DIRECTION:
Find all lines in the records that include the word "konvertieren", and copy them out.

SUPPLIED DATA:
----------------------------------------
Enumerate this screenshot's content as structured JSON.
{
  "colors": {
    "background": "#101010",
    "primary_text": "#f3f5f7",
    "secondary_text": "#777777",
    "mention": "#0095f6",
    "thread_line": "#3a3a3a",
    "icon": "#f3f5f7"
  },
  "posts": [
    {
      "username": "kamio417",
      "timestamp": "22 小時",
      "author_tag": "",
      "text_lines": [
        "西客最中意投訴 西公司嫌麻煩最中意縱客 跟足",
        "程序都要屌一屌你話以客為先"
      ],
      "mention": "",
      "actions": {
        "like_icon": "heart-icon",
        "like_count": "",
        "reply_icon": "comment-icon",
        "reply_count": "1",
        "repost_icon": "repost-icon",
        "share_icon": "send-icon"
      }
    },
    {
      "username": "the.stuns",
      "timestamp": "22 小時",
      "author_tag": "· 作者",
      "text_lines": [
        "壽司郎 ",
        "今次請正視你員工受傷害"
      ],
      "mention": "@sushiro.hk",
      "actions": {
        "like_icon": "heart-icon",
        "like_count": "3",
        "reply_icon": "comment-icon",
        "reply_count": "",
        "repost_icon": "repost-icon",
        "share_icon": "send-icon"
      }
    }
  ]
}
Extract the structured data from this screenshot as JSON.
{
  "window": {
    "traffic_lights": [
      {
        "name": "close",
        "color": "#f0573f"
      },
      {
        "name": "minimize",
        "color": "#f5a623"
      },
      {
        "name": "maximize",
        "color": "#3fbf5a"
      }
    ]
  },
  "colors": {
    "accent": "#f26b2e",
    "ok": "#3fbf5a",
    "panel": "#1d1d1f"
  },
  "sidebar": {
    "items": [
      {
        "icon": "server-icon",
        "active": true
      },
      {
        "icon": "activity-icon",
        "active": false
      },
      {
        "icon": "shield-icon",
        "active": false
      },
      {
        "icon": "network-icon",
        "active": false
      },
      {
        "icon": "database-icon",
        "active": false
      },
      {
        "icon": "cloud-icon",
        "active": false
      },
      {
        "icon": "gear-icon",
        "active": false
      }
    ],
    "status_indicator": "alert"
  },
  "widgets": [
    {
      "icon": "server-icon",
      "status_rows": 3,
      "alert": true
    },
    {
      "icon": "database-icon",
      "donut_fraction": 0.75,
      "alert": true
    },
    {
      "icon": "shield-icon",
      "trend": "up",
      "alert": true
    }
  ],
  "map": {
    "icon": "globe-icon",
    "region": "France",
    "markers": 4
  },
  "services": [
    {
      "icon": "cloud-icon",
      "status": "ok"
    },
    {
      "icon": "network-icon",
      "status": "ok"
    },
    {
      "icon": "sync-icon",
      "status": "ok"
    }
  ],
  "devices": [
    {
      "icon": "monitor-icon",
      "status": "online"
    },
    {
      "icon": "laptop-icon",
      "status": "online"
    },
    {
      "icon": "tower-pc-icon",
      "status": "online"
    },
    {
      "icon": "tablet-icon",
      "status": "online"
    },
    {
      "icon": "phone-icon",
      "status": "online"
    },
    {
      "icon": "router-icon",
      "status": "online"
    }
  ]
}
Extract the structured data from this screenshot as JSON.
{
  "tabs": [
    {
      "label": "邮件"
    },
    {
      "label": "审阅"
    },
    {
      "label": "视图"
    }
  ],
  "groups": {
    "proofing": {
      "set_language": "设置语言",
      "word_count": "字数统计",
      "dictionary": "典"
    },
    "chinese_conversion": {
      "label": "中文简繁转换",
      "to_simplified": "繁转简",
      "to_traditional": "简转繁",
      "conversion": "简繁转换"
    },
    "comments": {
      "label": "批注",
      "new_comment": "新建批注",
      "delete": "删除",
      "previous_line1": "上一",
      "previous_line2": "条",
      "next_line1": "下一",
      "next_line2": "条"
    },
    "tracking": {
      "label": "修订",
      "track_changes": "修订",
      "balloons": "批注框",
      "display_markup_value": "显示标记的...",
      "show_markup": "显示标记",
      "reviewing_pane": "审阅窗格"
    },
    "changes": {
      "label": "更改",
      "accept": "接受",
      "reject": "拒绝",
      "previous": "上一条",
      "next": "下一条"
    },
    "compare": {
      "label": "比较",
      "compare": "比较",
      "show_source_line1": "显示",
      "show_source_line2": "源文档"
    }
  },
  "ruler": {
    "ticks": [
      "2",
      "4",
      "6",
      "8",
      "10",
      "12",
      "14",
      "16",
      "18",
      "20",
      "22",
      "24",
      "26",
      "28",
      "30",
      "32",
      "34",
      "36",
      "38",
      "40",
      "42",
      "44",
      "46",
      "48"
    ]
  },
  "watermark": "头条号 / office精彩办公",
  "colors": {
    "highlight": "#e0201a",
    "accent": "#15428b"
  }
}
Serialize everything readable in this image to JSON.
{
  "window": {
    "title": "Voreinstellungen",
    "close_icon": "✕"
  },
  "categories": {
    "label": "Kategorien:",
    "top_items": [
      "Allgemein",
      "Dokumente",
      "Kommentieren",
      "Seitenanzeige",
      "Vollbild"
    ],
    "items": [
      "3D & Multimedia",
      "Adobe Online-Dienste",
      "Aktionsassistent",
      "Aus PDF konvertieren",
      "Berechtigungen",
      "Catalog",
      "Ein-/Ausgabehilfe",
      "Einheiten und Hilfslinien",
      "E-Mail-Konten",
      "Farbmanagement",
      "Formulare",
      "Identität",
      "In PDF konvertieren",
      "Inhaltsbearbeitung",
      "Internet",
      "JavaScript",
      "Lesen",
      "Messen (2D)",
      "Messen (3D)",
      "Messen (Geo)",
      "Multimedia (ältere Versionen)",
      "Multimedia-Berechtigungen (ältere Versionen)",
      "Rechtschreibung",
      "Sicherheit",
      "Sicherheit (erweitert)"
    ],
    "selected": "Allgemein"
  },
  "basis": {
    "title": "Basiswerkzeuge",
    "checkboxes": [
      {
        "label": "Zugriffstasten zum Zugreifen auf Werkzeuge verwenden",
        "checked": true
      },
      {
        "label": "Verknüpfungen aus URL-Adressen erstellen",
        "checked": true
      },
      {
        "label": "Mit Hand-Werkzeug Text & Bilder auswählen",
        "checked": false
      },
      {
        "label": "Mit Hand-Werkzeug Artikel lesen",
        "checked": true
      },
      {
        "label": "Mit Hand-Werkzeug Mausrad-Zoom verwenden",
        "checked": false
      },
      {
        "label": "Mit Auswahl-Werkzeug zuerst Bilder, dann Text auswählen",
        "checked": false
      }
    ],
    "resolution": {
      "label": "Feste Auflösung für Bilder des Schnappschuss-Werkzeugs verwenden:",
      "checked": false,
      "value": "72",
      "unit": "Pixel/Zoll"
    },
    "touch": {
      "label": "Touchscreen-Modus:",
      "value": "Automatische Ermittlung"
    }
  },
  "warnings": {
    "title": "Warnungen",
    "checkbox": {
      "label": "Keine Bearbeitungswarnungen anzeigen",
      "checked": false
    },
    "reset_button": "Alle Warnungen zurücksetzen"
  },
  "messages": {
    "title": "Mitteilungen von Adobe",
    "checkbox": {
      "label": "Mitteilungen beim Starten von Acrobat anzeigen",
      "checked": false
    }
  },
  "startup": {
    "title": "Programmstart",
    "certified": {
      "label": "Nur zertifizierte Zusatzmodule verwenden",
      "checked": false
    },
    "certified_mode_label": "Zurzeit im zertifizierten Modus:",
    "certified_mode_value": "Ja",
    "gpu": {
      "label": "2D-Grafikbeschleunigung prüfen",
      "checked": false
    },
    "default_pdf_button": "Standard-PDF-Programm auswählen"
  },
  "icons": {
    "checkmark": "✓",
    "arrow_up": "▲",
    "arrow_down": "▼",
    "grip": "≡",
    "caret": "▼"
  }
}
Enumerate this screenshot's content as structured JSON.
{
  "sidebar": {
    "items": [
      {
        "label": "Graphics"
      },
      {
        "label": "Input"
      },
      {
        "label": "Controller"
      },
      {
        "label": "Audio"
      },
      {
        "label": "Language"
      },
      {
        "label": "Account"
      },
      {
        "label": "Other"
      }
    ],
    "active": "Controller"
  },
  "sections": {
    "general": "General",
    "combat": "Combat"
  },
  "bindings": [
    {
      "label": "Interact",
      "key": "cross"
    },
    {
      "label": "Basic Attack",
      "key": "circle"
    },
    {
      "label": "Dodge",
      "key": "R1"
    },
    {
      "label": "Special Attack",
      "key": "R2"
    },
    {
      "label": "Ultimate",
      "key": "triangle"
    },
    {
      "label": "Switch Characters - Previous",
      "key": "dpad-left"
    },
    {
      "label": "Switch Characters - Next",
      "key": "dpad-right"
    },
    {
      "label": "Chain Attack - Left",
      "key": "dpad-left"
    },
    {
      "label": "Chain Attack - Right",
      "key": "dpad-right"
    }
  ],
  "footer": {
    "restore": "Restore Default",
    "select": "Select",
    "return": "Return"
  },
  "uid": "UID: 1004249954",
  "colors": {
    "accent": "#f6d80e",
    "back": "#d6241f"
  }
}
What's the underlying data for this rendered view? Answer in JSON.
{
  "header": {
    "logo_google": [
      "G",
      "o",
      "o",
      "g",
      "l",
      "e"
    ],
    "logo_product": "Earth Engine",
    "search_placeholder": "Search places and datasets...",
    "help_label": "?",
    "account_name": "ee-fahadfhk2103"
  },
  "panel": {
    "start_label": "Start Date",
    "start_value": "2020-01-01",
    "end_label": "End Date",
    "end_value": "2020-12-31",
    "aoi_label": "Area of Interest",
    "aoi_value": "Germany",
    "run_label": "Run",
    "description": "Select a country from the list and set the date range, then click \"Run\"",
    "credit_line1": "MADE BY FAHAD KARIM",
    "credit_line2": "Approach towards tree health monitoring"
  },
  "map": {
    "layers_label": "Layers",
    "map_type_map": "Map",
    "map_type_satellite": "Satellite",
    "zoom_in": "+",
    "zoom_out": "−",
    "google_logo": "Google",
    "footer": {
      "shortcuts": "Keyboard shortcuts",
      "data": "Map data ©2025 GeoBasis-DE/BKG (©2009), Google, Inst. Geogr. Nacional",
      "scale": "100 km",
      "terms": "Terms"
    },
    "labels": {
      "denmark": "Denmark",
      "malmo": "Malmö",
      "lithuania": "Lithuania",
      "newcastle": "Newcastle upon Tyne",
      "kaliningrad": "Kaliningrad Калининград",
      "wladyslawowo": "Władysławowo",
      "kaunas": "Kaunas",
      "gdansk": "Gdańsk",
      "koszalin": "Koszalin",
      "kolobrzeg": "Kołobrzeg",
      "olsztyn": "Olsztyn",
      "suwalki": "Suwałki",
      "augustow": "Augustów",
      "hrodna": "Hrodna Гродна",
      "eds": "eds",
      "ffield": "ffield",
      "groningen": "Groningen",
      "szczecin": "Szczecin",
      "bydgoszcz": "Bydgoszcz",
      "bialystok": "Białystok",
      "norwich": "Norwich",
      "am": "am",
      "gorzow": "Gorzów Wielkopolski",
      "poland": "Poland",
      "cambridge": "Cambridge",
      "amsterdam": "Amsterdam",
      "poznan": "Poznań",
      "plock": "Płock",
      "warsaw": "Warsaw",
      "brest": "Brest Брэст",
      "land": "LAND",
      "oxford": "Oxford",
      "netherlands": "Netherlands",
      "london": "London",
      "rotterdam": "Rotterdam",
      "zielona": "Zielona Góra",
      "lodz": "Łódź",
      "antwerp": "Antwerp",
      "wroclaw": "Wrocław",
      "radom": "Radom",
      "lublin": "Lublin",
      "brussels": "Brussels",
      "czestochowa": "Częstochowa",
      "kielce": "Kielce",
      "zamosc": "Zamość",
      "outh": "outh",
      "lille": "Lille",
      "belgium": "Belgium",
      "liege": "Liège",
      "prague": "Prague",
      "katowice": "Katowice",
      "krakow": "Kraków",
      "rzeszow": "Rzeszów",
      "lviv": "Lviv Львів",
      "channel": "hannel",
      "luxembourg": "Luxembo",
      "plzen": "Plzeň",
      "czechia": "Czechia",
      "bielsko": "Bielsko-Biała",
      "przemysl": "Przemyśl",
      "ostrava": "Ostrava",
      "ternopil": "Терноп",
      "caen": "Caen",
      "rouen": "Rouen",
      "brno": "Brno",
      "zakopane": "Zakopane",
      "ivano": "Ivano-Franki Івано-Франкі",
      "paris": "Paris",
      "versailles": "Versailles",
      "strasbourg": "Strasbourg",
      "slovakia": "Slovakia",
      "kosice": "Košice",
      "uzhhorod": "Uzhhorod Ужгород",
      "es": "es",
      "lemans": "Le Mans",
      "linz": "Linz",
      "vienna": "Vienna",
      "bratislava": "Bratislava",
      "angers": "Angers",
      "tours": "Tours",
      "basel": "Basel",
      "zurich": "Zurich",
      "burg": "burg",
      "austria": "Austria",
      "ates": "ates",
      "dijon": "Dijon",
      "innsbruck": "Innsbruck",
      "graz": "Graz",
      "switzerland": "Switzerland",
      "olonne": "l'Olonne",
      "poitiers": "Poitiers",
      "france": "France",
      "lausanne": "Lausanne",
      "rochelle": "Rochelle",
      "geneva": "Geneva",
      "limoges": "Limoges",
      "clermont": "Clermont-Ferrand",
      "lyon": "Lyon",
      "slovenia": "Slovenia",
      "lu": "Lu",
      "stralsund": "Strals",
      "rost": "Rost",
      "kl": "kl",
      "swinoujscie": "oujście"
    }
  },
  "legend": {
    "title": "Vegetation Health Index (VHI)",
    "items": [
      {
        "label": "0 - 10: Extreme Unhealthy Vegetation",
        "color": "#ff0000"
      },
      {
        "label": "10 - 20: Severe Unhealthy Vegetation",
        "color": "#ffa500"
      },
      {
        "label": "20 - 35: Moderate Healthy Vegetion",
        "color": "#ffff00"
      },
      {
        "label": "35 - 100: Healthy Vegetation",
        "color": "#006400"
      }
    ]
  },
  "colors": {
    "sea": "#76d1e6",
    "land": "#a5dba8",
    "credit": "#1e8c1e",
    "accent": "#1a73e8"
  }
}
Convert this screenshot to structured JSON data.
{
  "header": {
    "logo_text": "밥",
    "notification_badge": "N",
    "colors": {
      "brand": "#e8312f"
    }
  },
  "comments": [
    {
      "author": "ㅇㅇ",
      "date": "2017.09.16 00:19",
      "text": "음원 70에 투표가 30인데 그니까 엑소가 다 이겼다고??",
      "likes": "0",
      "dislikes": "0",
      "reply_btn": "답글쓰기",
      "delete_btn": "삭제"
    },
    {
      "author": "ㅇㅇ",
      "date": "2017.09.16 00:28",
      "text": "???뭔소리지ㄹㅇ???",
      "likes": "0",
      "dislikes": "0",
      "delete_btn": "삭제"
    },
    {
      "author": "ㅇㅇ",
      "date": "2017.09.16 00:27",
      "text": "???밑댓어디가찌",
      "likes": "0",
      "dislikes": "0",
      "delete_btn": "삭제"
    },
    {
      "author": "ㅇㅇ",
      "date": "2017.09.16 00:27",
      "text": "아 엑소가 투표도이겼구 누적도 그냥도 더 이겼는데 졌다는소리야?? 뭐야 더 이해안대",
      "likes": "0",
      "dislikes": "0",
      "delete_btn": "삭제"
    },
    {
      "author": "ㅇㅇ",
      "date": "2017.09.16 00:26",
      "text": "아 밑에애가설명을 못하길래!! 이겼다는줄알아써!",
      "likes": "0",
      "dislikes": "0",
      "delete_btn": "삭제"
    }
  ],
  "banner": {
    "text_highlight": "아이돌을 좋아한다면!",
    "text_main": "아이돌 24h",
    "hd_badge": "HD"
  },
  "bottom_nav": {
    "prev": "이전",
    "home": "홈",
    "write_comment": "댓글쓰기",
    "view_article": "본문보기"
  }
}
----------------------------------------
CORRECT RESULT:
      "Aus PDF konvertieren",
      "In PDF konvertieren",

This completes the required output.